(What you need to do): Every entry below must appear again, exactly as written.

* * * * * * *

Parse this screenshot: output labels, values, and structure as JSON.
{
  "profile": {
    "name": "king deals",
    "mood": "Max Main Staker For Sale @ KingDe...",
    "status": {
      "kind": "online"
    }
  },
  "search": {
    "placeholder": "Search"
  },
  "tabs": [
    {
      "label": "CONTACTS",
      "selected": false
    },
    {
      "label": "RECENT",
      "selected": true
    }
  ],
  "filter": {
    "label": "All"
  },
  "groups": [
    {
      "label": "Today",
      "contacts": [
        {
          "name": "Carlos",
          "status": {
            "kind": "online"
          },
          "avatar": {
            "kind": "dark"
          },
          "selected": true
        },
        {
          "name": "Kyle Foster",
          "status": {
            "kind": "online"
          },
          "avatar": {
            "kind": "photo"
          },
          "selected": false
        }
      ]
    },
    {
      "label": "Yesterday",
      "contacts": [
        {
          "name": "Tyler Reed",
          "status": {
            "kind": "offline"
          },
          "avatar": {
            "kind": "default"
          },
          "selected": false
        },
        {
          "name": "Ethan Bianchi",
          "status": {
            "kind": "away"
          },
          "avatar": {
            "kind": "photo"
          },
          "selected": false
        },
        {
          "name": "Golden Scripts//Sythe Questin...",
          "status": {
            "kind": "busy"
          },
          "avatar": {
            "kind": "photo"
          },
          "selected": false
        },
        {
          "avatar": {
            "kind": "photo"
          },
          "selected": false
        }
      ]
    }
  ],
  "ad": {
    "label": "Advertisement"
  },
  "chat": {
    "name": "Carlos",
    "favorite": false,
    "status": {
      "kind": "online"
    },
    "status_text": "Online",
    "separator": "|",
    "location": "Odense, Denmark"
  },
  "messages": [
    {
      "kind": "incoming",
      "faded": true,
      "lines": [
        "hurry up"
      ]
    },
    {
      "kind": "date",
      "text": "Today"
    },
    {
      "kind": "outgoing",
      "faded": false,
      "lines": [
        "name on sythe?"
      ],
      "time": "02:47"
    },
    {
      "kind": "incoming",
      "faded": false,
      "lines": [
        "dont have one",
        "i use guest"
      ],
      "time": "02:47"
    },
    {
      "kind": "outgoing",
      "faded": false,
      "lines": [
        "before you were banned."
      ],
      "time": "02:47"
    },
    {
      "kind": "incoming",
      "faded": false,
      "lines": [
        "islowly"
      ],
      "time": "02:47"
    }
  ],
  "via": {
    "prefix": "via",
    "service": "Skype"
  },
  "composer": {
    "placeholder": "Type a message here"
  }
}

* * * * * * *

(Full output):
Parse this screenshot: output labels, values, and structure as JSON.
{
  "profile": {
    "name": "king deals",
    "mood": "Max Main Staker For Sale @ KingDe...",
    "status": {
      "kind": "online"
    }
  },
  "search": {
    "placeholder": "Search"
  },
  "tabs": [
    {
      "label": "CONTACTS",
      "selected": false
    },
    {
      "label": "RECENT",
      "selected": true
    }
  ],
  "filter": {
    "label": "All"
  },
  "groups": [
    {
      "label": "Today",
      "contacts": [
        {
          "name": "Carlos",
          "status": {
            "kind": "online"
          },
          "avatar": {
            "kind": "dark"
          },
          "selected": true
        },
        {
          "name": "Kyle Foster",
          "status": {
            "kind": "online"
          },
          "avatar": {
            "kind": "photo"
          },
          "selected": false
        }
      ]
    },
    {
      "label": "Yesterday",
      "contacts": [
        {
          "name": "Tyler Reed",
          "status": {
            "kind": "offline"
          },
          "avatar": {
            "kind": "default"
          },
          "selected": false
        },
        {
          "name": "Ethan Bianchi",
          "status": {
            "kind": "away"
          },
          "avatar": {
            "kind": "photo"
          },
          "selected": false
        },
        {
          "name": "Golden Scripts//Sythe Questin...",
          "status": {
            "kind": "busy"
          },
          "avatar": {
            "kind": "photo"
          },
          "selected": false
        },
        {
          "avatar": {
            "kind": "photo"
          },
          "selected": false
        }
      ]
    }
  ],
  "ad": {
    "label": "Advertisement"
  },
  "chat": {
    "name": "Carlos",
    "favorite": false,
    "status": {
      "kind": "online"
    },
    "status_text": "Online",
    "separator": "|",
    "location": "Odense, Denmark"
  },
  "messages": [
    {
      "kind": "incoming",
      "faded": true,
      "lines": [
        "hurry up"
      ]
    },
    {
      "kind": "date",
      "text": "Today"
    },
    {
      "kind": "outgoing",
      "faded": false,
      "lines": [
        "name on sythe?"
      ],
      "time": "02:47"
    },
    {
      "kind": "incoming",
      "faded": false,
      "lines": [
        "dont have one",
        "i use guest"
      ],
      "time": "02:47"
    },
    {
      "kind": "outgoing",
      "faded": false,
      "lines": [
        "before you were banned."
      ],
      "time": "02:47"
    },
    {
      "kind": "incoming",
      "faded": false,
      "lines": [
        "islowly"
      ],
      "time": "02:47"
    }
  ],
  "via": {
    "prefix": "via",
    "service": "Skype"
  },
  "composer": {
    "placeholder": "Type a message here"
  }
}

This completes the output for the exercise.